__TASK GOAL__: Using the data beneath, show every line that includes the word "page".

[Data listing]

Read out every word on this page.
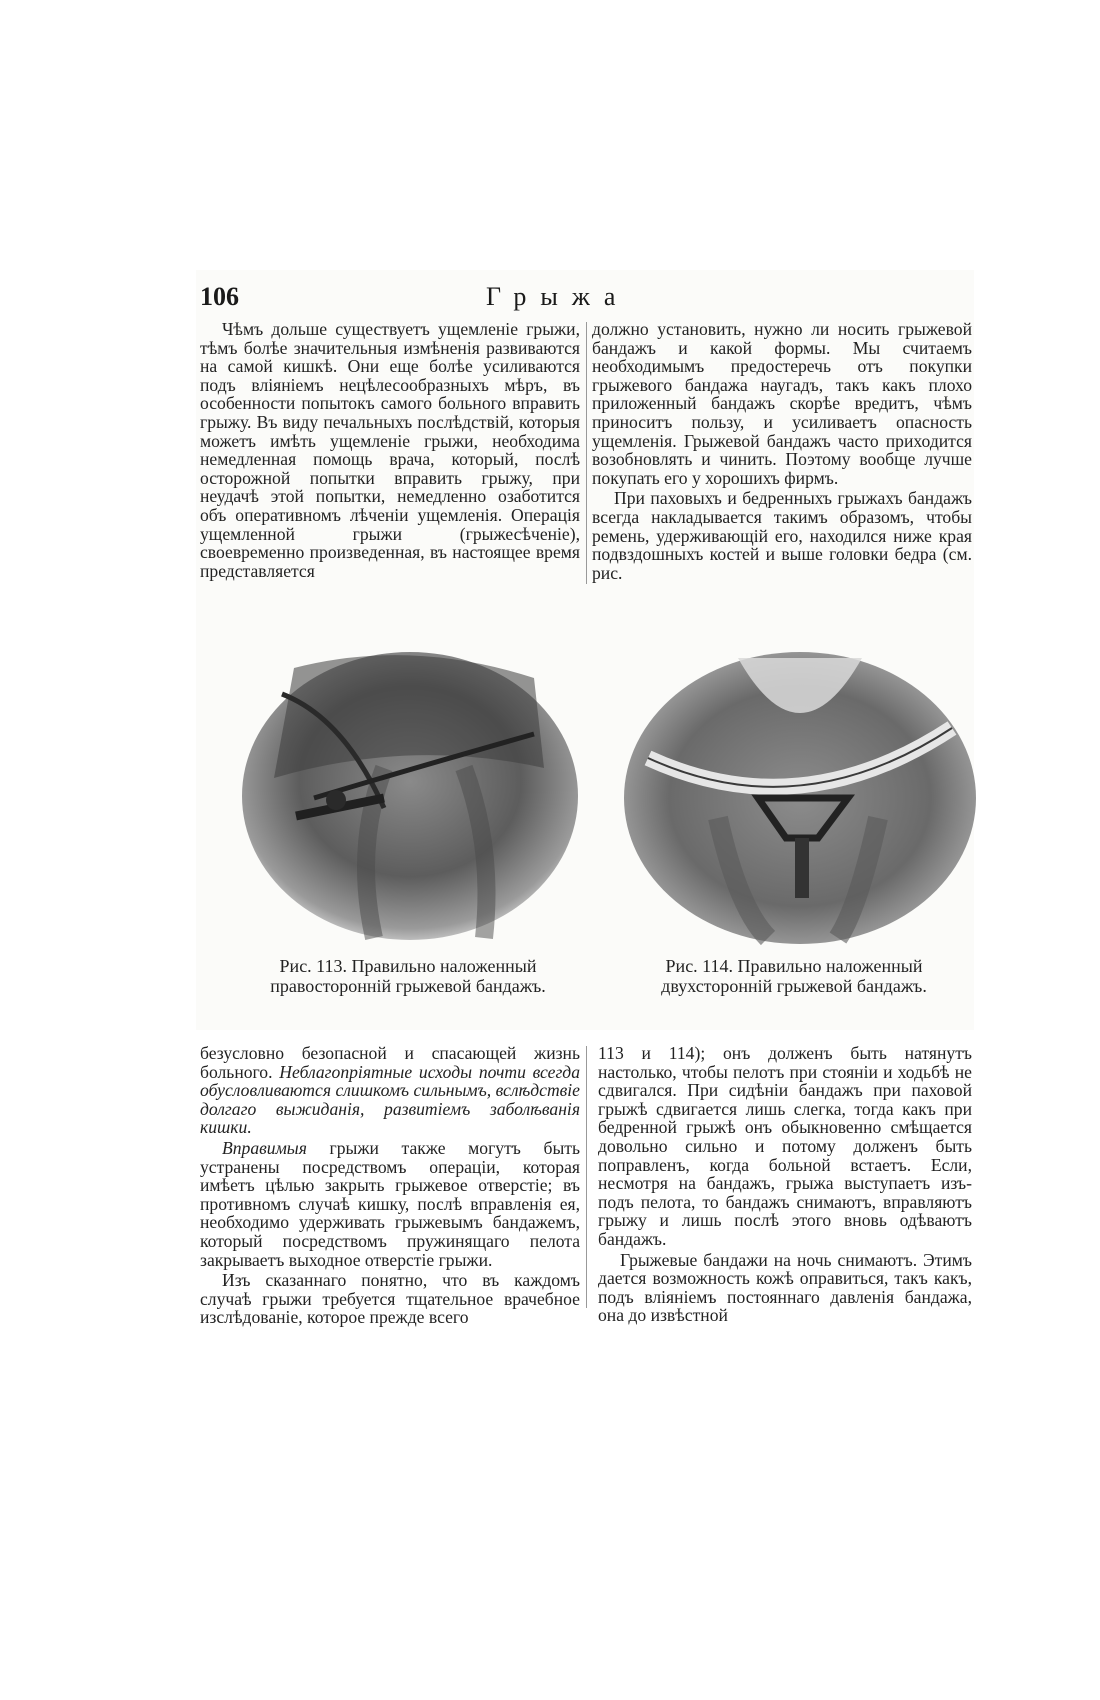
106	Грыжа

Чѣмъ дольше существуетъ ущемленіе грыжи, тѣмъ болѣе значительныя измѣненія развиваются на самой кишкѣ. Они еще болѣе усиливаются подъ вліяніемъ нецѣлесообразныхъ мѣръ, въ особенности попытокъ самого больного вправить грыжу. Въ виду печальныхъ послѣдствій, которыя можетъ имѣть ущемленіе грыжи, необходима немедленная помощь врача, который, послѣ осторожной попытки вправить грыжу, при неудачѣ этой попытки, немедленно озаботится объ оперативномъ лѣченіи ущемленія. Операція ущемленной грыжи (грыжесѣченіе), своевременно произведенная, въ настоящее время представляется

должно установить, нужно ли носить грыжевой бандажъ и какой формы. Мы считаемъ необходимымъ предостеречь отъ покупки грыжевого бандажа наугадъ, такъ какъ плохо приложенный бандажъ скорѣе вредитъ, чѣмъ приноситъ пользу, и усиливаетъ опасность ущемленія. Грыжевой бандажъ часто приходится возобновлять и чинить. Поэтому вообще лучше покупать его у хорошихъ фирмъ.

При паховыхъ и бедренныхъ грыжахъ бандажъ всегда накладывается такимъ образомъ, чтобы ремень, удерживающій его, находился ниже края подвздошныхъ костей и выше головки бедра (см. рис.

Рис. 113. Правильно наложенный правосторонній грыжевой бандажъ.
Рис. 114. Правильно наложенный двухсторонній грыжевой бандажъ.

безусловно безопасной и спасающей жизнь больного. Неблагопріятные исходы почти всегда обусловливаются слишкомъ сильнымъ, вслѣдствіе долгаго выжиданія, развитіемъ заболѣванія кишки.

Вправимыя грыжи также могутъ быть устранены посредствомъ операціи, которая имѣетъ цѣлью закрыть грыжевое отверстіе; въ противномъ случаѣ кишку, послѣ вправленія ея, необходимо удерживать грыжевымъ бандажемъ, который посредствомъ пружинящаго пелота закрываетъ выходное отверстіе грыжи.

Изъ сказаннаго понятно, что въ каждомъ случаѣ грыжи требуется тщательное врачебное изслѣдованіе, которое прежде всего

113 и 114); онъ долженъ быть натянутъ настолько, чтобы пелотъ при стояніи и ходьбѣ не сдвигался. При сидѣніи бандажъ при паховой грыжѣ сдвигается лишь слегка, тогда какъ при бедренной грыжѣ онъ обыкновенно смѣщается довольно сильно и потому долженъ быть поправленъ, когда больной встаетъ. Если, несмотря на бандажъ, грыжа выступаетъ изъ-подъ пелота, то бандажъ снимаютъ, вправляютъ грыжу и лишь послѣ этого вновь одѣваютъ бандажъ.

Грыжевые бандажи на ночь снимаютъ. Этимъ дается возможность кожѣ оправиться, такъ какъ, подъ вліяніемъ постояннаго давленія бандажа, она до извѣстной
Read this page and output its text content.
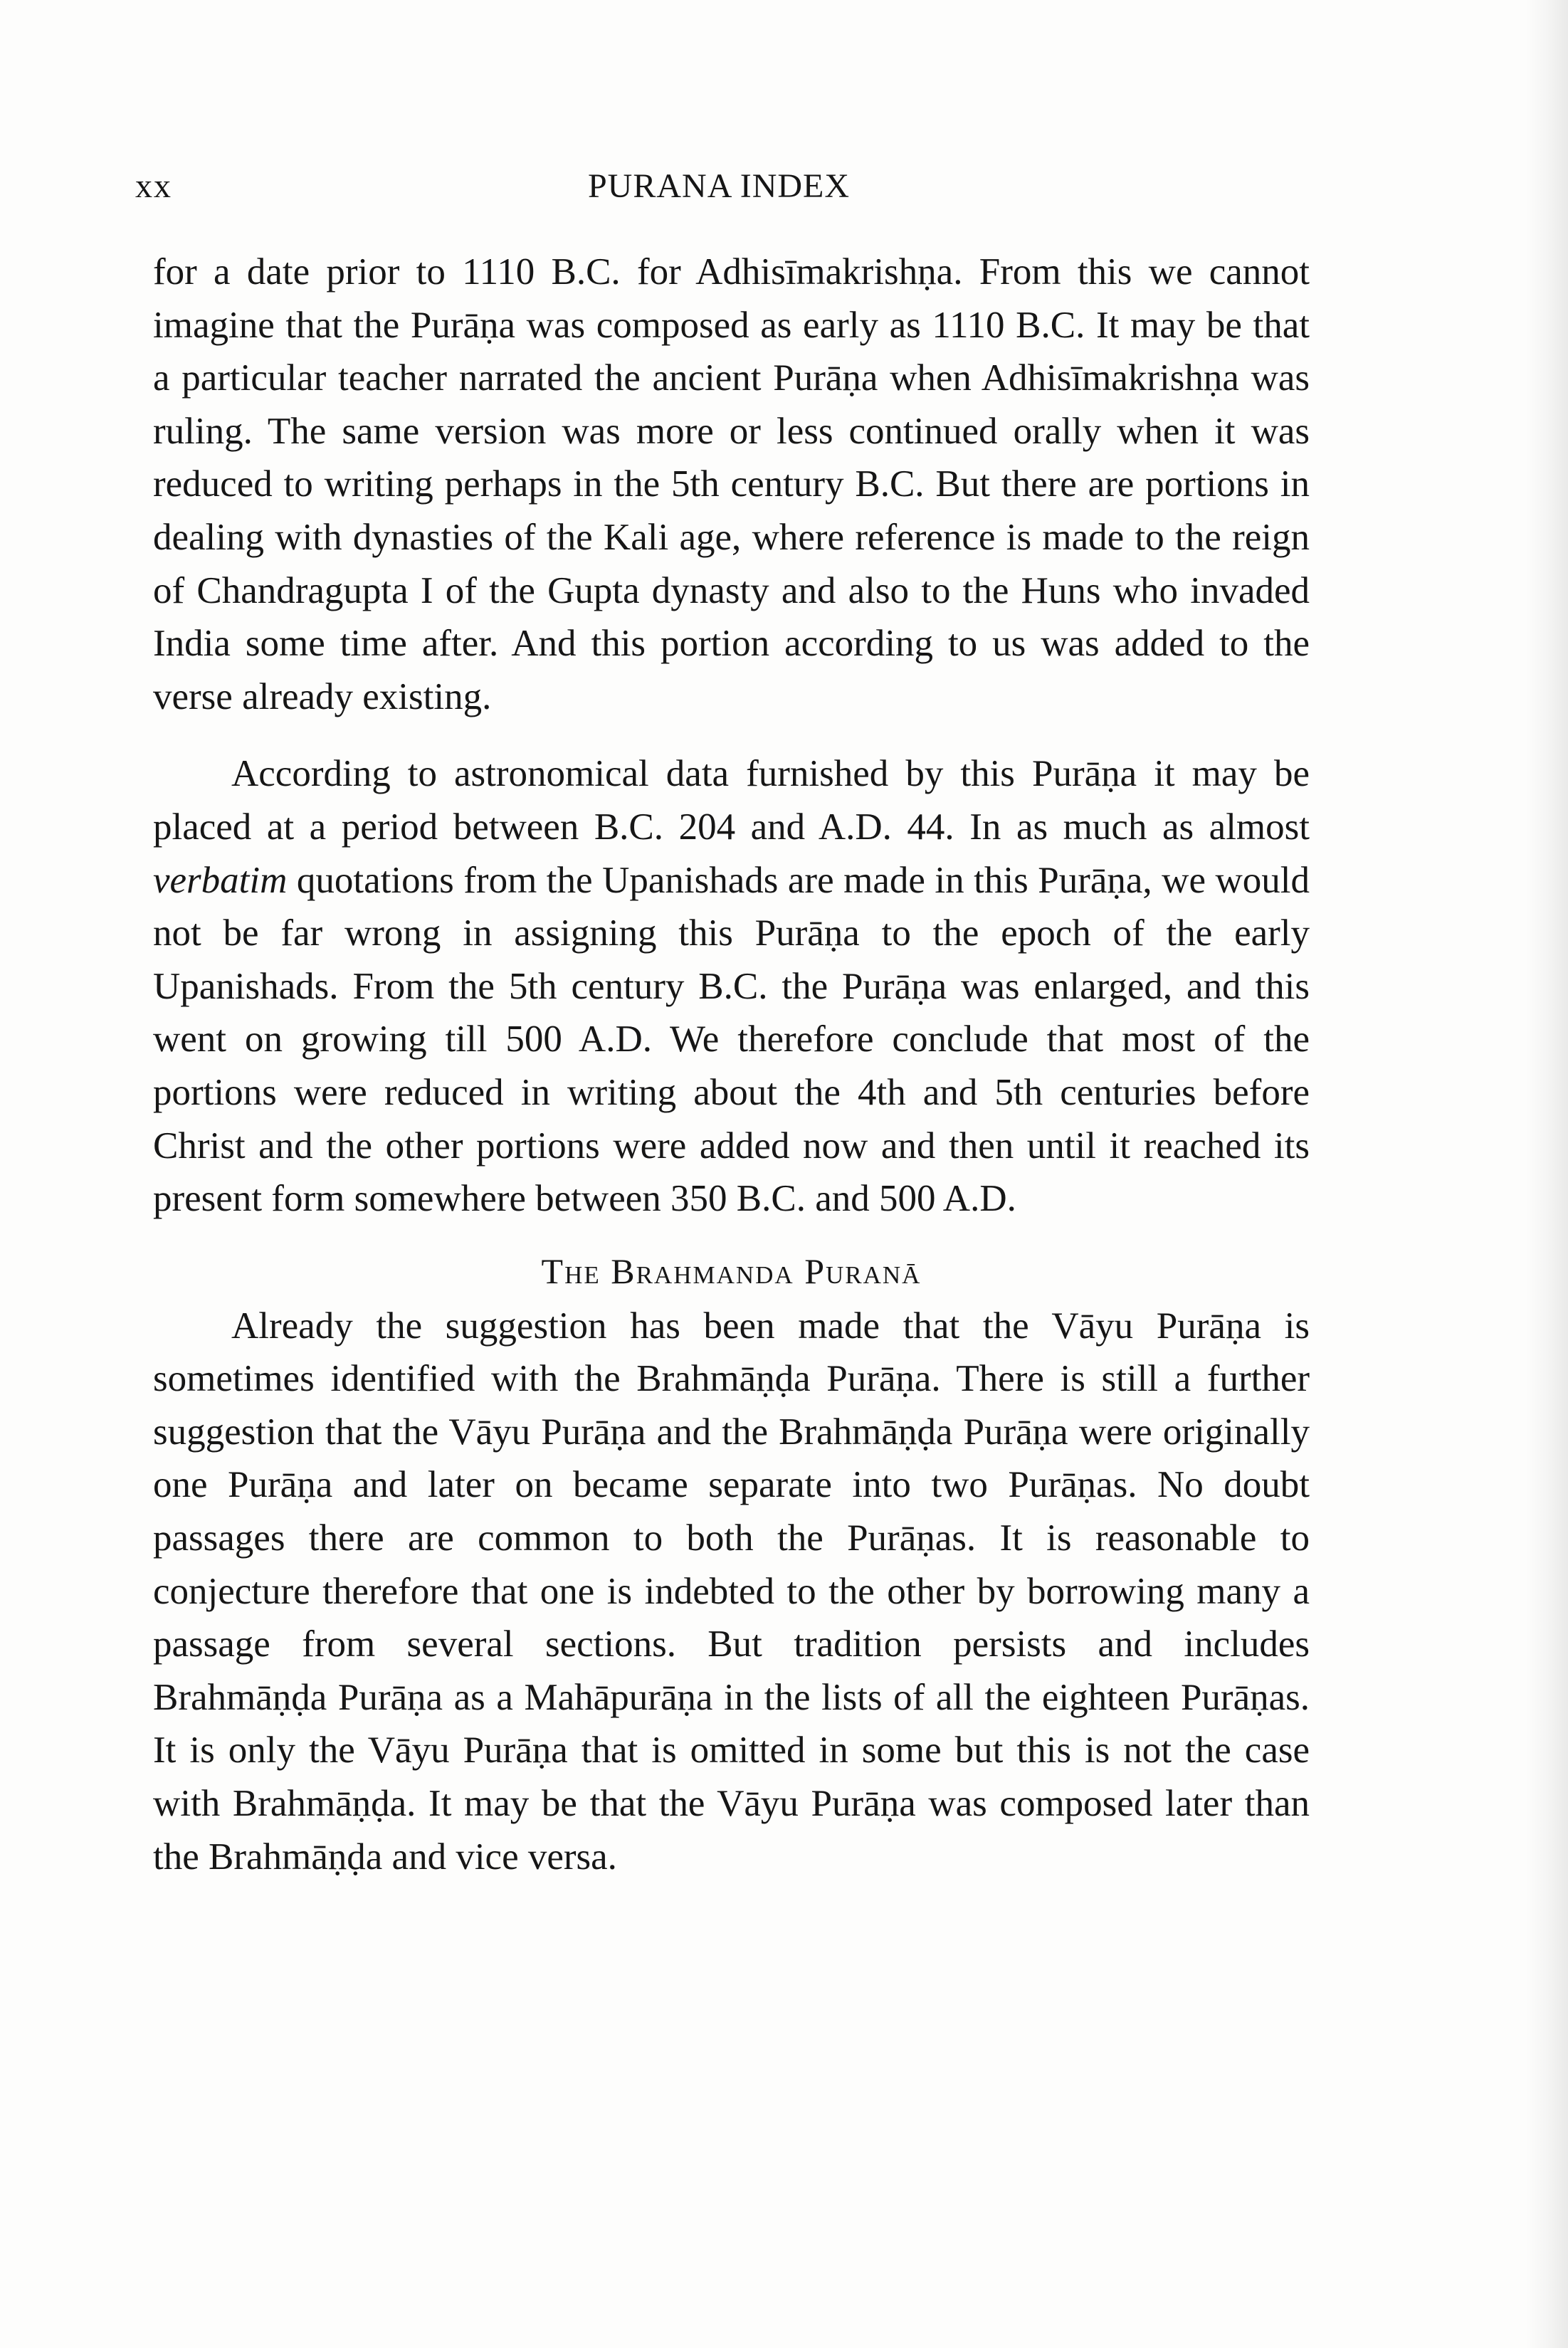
xx	PURANA INDEX

for a date prior to 1110 B.C. for Adhisīmakrishṇa. From this we cannot imagine that the Purāṇa was composed as early as 1110 B.C. It may be that a particular teacher narrated the ancient Purāṇa when Adhisīmakrishṇa was ruling. The same version was more or less continued orally when it was reduced to writing perhaps in the 5th century B.C. But there are portions in dealing with dynasties of the Kali age, where reference is made to the reign of Chandragupta I of the Gupta dynasty and also to the Huns who invaded India some time after. And this portion according to us was added to the verse already existing.

According to astronomical data furnished by this Purāṇa it may be placed at a period between B.C. 204 and A.D. 44. In as much as almost verbatim quotations from the Upanishads are made in this Purāṇa, we would not be far wrong in assigning this Purāṇa to the epoch of the early Upanishads. From the 5th century B.C. the Purāṇa was enlarged, and this went on growing till 500 A.D. We therefore conclude that most of the portions were reduced in writing about the 4th and 5th centuries before Christ and the other portions were added now and then until it reached its present form somewhere between 350 B.C. and 500 A.D.

The Brahmanda Puranā

Already the suggestion has been made that the Vāyu Purāṇa is sometimes identified with the Brahmāṇḍa Purāṇa. There is still a further suggestion that the Vāyu Purāṇa and the Brahmāṇḍa Purāṇa were originally one Purāṇa and later on became separate into two Purāṇas. No doubt passages there are common to both the Purāṇas. It is reasonable to conjecture therefore that one is indebted to the other by borrowing many a passage from several sections. But tradition persists and includes Brahmāṇḍa Purāṇa as a Mahāpurāṇa in the lists of all the eighteen Purāṇas. It is only the Vāyu Purāṇa that is omitted in some but this is not the case with Brahmāṇḍa. It may be that the Vāyu Purāṇa was composed later than the Brahmāṇḍa and vice versa.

__ANSWER FOR THIS EXERCISE__:
Read out every word on this page.
Read this page and output its text content.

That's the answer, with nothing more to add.